Each entry here needs to be set down again exactly, please; pictures are left out.

* begin DATA IN THIS EXERCISE *

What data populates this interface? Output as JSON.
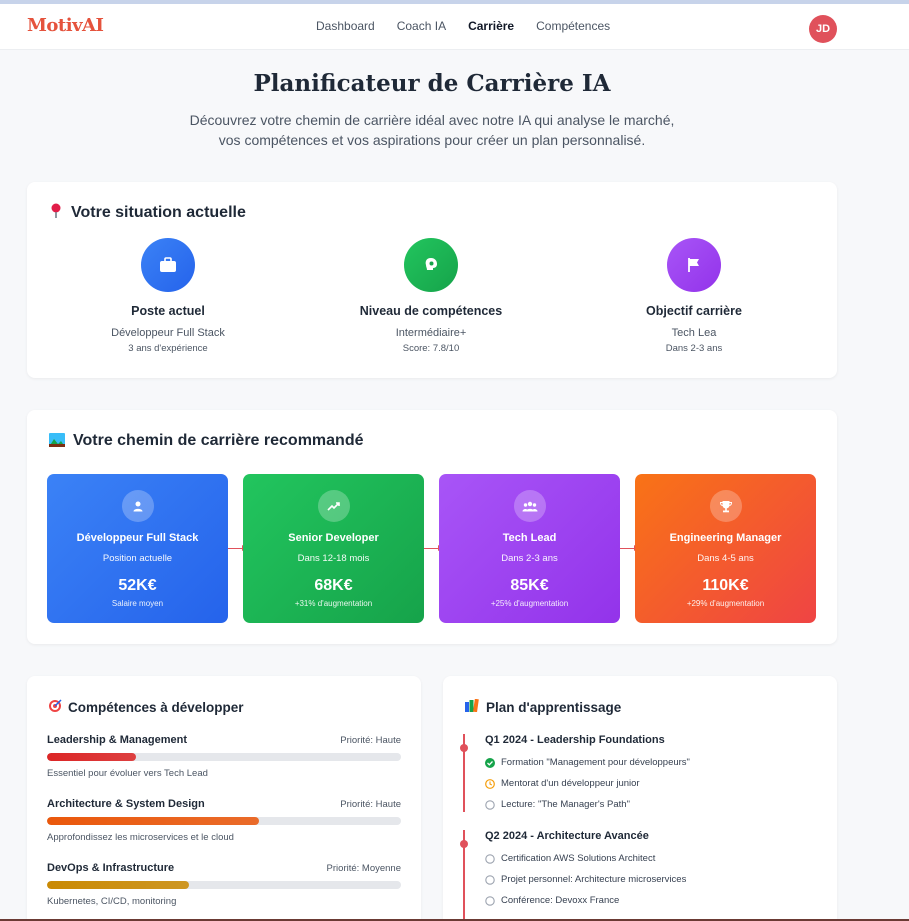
{
  "app": {
    "logo": "MotivAI",
    "avatar_initials": "JD"
  },
  "nav": [
    {
      "label": "Dashboard",
      "active": false
    },
    {
      "label": "Coach IA",
      "active": false
    },
    {
      "label": "Carrière",
      "active": true
    },
    {
      "label": "Compétences",
      "active": false
    }
  ],
  "hero": {
    "title": "Planificateur de Carrière IA",
    "subtitle_line1": "Découvrez votre chemin de carrière idéal avec notre IA qui analyse le marché,",
    "subtitle_line2": "vos compétences et vos aspirations pour créer un plan personnalisé."
  },
  "situation": {
    "title": "Votre situation actuelle",
    "items": [
      {
        "label": "Poste actuel",
        "value": "Développeur Full Stack",
        "detail": "3 ans d'expérience",
        "color": "#3b82f6",
        "icon": "briefcase-icon"
      },
      {
        "label": "Niveau de compétences",
        "value": "Intermédiaire+",
        "detail": "Score: 7.8/10",
        "color": "#16a34a",
        "icon": "brain-icon"
      },
      {
        "label": "Objectif carrière",
        "value": "Tech Lea",
        "detail": "Dans 2-3 ans",
        "color": "#9333ea",
        "icon": "flag-icon"
      }
    ]
  },
  "path": {
    "title": "Votre chemin de carrière recommandé",
    "steps": [
      {
        "title": "Développeur Full Stack",
        "time": "Position actuelle",
        "salary": "52K€",
        "note": "Salaire moyen",
        "icon": "user-icon",
        "from": "#3b82f6",
        "to": "#2563eb"
      },
      {
        "title": "Senior Developer",
        "time": "Dans 12-18 mois",
        "salary": "68K€",
        "note": "+31% d'augmentation",
        "icon": "trending-up-icon",
        "from": "#22c55e",
        "to": "#16a34a"
      },
      {
        "title": "Tech Lead",
        "time": "Dans 2-3 ans",
        "salary": "85K€",
        "note": "+25% d'augmentation",
        "icon": "users-icon",
        "from": "#a855f7",
        "to": "#9333ea"
      },
      {
        "title": "Engineering Manager",
        "time": "Dans 4-5 ans",
        "salary": "110K€",
        "note": "+29% d'augmentation",
        "icon": "trophy-icon",
        "from": "#f97316",
        "to": "#ef4444"
      }
    ]
  },
  "skills": {
    "title": "Compétences à développer",
    "items": [
      {
        "name": "Leadership & Management",
        "priority": "Priorité: Haute",
        "progress": 0.25,
        "desc": "Essentiel pour évoluer vers Tech Lead",
        "color": "#dc2626"
      },
      {
        "name": "Architecture & System Design",
        "priority": "Priorité: Haute",
        "progress": 0.6,
        "desc": "Approfondissez les microservices et le cloud",
        "color": "#ea580c"
      },
      {
        "name": "DevOps & Infrastructure",
        "priority": "Priorité: Moyenne",
        "progress": 0.4,
        "desc": "Kubernetes, CI/CD, monitoring",
        "color": "#ca8a04"
      }
    ]
  },
  "learning": {
    "title": "Plan d'apprentissage",
    "quarters": [
      {
        "title": "Q1 2024 - Leadership Foundations",
        "items": [
          {
            "label": "Formation \"Management pour développeurs\"",
            "status": "done"
          },
          {
            "label": "Mentorat d'un développeur junior",
            "status": "in-progress"
          },
          {
            "label": "Lecture: \"The Manager's Path\"",
            "status": "todo"
          }
        ]
      },
      {
        "title": "Q2 2024 - Architecture Avancée",
        "items": [
          {
            "label": "Certification AWS Solutions Architect",
            "status": "todo"
          },
          {
            "label": "Projet personnel: Architecture microservices",
            "status": "todo"
          },
          {
            "label": "Conférence: Devoxx France",
            "status": "todo"
          }
        ]
      }
    ]
  }
}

* end DATA IN THIS EXERCISE *

# SOLUTION FOR THIS EXERCISE
What data populates this interface? Output as JSON.
{
  "app": {
    "logo": "MotivAI",
    "avatar_initials": "JD"
  },
  "nav": [
    {
      "label": "Dashboard",
      "active": false
    },
    {
      "label": "Coach IA",
      "active": false
    },
    {
      "label": "Carrière",
      "active": true
    },
    {
      "label": "Compétences",
      "active": false
    }
  ],
  "hero": {
    "title": "Planificateur de Carrière IA",
    "subtitle_line1": "Découvrez votre chemin de carrière idéal avec notre IA qui analyse le marché,",
    "subtitle_line2": "vos compétences et vos aspirations pour créer un plan personnalisé."
  },
  "situation": {
    "title": "Votre situation actuelle",
    "items": [
      {
        "label": "Poste actuel",
        "value": "Développeur Full Stack",
        "detail": "3 ans d'expérience",
        "color": "#3b82f6",
        "icon": "briefcase-icon"
      },
      {
        "label": "Niveau de compétences",
        "value": "Intermédiaire+",
        "detail": "Score: 7.8/10",
        "color": "#16a34a",
        "icon": "brain-icon"
      },
      {
        "label": "Objectif carrière",
        "value": "Tech Lea",
        "detail": "Dans 2-3 ans",
        "color": "#9333ea",
        "icon": "flag-icon"
      }
    ]
  },
  "path": {
    "title": "Votre chemin de carrière recommandé",
    "steps": [
      {
        "title": "Développeur Full Stack",
        "time": "Position actuelle",
        "salary": "52K€",
        "note": "Salaire moyen",
        "icon": "user-icon",
        "from": "#3b82f6",
        "to": "#2563eb"
      },
      {
        "title": "Senior Developer",
        "time": "Dans 12-18 mois",
        "salary": "68K€",
        "note": "+31% d'augmentation",
        "icon": "trending-up-icon",
        "from": "#22c55e",
        "to": "#16a34a"
      },
      {
        "title": "Tech Lead",
        "time": "Dans 2-3 ans",
        "salary": "85K€",
        "note": "+25% d'augmentation",
        "icon": "users-icon",
        "from": "#a855f7",
        "to": "#9333ea"
      },
      {
        "title": "Engineering Manager",
        "time": "Dans 4-5 ans",
        "salary": "110K€",
        "note": "+29% d'augmentation",
        "icon": "trophy-icon",
        "from": "#f97316",
        "to": "#ef4444"
      }
    ]
  },
  "skills": {
    "title": "Compétences à développer",
    "items": [
      {
        "name": "Leadership & Management",
        "priority": "Priorité: Haute",
        "progress": 0.25,
        "desc": "Essentiel pour évoluer vers Tech Lead",
        "color": "#dc2626"
      },
      {
        "name": "Architecture & System Design",
        "priority": "Priorité: Haute",
        "progress": 0.6,
        "desc": "Approfondissez les microservices et le cloud",
        "color": "#ea580c"
      },
      {
        "name": "DevOps & Infrastructure",
        "priority": "Priorité: Moyenne",
        "progress": 0.4,
        "desc": "Kubernetes, CI/CD, monitoring",
        "color": "#ca8a04"
      }
    ]
  },
  "learning": {
    "title": "Plan d'apprentissage",
    "quarters": [
      {
        "title": "Q1 2024 - Leadership Foundations",
        "items": [
          {
            "label": "Formation \"Management pour développeurs\"",
            "status": "done"
          },
          {
            "label": "Mentorat d'un développeur junior",
            "status": "in-progress"
          },
          {
            "label": "Lecture: \"The Manager's Path\"",
            "status": "todo"
          }
        ]
      },
      {
        "title": "Q2 2024 - Architecture Avancée",
        "items": [
          {
            "label": "Certification AWS Solutions Architect",
            "status": "todo"
          },
          {
            "label": "Projet personnel: Architecture microservices",
            "status": "todo"
          },
          {
            "label": "Conférence: Devoxx France",
            "status": "todo"
          }
        ]
      }
    ]
  }
}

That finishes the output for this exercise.